### Task requirements
Write the material out again exactly as it stands.

### Data to use
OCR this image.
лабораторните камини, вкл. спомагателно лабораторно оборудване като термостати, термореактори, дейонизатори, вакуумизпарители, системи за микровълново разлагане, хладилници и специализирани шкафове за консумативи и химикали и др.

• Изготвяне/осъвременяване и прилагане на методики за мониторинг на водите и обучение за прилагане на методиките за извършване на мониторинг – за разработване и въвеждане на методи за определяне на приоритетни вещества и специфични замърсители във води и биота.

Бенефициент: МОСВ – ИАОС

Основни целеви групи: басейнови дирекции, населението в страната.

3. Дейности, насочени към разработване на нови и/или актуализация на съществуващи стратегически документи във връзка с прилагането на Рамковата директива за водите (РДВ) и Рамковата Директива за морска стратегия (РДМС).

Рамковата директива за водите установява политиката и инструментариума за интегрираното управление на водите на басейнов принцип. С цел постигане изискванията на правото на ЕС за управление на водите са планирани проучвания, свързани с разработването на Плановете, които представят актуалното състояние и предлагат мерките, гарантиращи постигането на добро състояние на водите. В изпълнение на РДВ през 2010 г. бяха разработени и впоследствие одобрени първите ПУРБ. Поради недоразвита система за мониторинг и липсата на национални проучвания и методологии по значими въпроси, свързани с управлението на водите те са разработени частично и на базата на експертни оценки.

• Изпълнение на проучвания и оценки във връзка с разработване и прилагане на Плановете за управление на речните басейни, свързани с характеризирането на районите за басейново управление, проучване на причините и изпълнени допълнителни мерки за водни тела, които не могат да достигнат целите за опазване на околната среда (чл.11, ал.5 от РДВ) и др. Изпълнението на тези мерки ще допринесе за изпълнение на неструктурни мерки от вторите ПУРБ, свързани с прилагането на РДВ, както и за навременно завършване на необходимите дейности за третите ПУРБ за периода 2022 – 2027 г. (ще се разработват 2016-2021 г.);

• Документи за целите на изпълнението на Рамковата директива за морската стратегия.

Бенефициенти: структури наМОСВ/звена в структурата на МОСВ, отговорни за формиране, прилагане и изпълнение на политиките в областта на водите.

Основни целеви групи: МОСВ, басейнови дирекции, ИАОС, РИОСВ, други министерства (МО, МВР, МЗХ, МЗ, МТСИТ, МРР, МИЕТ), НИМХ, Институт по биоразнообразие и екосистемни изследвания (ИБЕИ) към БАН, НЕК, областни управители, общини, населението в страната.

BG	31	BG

### Reply to the task
OCR this image.
лабораторните камини, вкл. спомагателно лабораторно оборудване като термостати, термореактори, дейонизатори, вакуумизпарители, системи за микровълново разлагане, хладилници и специализирани шкафове за консумативи и химикали и др.

• Изготвяне/осъвременяване и прилагане на методики за мониторинг на водите и обучение за прилагане на методиките за извършване на мониторинг – за разработване и въвеждане на методи за определяне на приоритетни вещества и специфични замърсители във води и биота.

Бенефициент: МОСВ – ИАОС

Основни целеви групи: басейнови дирекции, населението в страната.

3. Дейности, насочени към разработване на нови и/или актуализация на съществуващи стратегически документи във връзка с прилагането на Рамковата директива за водите (РДВ) и Рамковата Директива за морска стратегия (РДМС).

Рамковата директива за водите установява политиката и инструментариума за интегрираното управление на водите на басейнов принцип. С цел постигане изискванията на правото на ЕС за управление на водите са планирани проучвания, свързани с разработването на Плановете, които представят актуалното състояние и предлагат мерките, гарантиращи постигането на добро състояние на водите. В изпълнение на РДВ през 2010 г. бяха разработени и впоследствие одобрени първите ПУРБ. Поради недоразвита система за мониторинг и липсата на национални проучвания и методологии по значими въпроси, свързани с управлението на водите те са разработени частично и на базата на експертни оценки.

• Изпълнение на проучвания и оценки във връзка с разработване и прилагане на Плановете за управление на речните басейни, свързани с характеризирането на районите за басейново управление, проучване на причините и изпълнени допълнителни мерки за водни тела, които не могат да достигнат целите за опазване на околната среда (чл.11, ал.5 от РДВ) и др. Изпълнението на тези мерки ще допринесе за изпълнение на неструктурни мерки от вторите ПУРБ, свързани с прилагането на РДВ, както и за навременно завършване на необходимите дейности за третите ПУРБ за периода 2022 – 2027 г. (ще се разработват 2016-2021 г.);

• Документи за целите на изпълнението на Рамковата директива за морската стратегия.

Бенефициенти: структури наМОСВ/звена в структурата на МОСВ, отговорни за формиране, прилагане и изпълнение на политиките в областта на водите.

Основни целеви групи: МОСВ, басейнови дирекции, ИАОС, РИОСВ, други министерства (МО, МВР, МЗХ, МЗ, МТСИТ, МРР, МИЕТ), НИМХ, Институт по биоразнообразие и екосистемни изследвания (ИБЕИ) към БАН, НЕК, областни управители, общини, населението в страната.

BG	31	BG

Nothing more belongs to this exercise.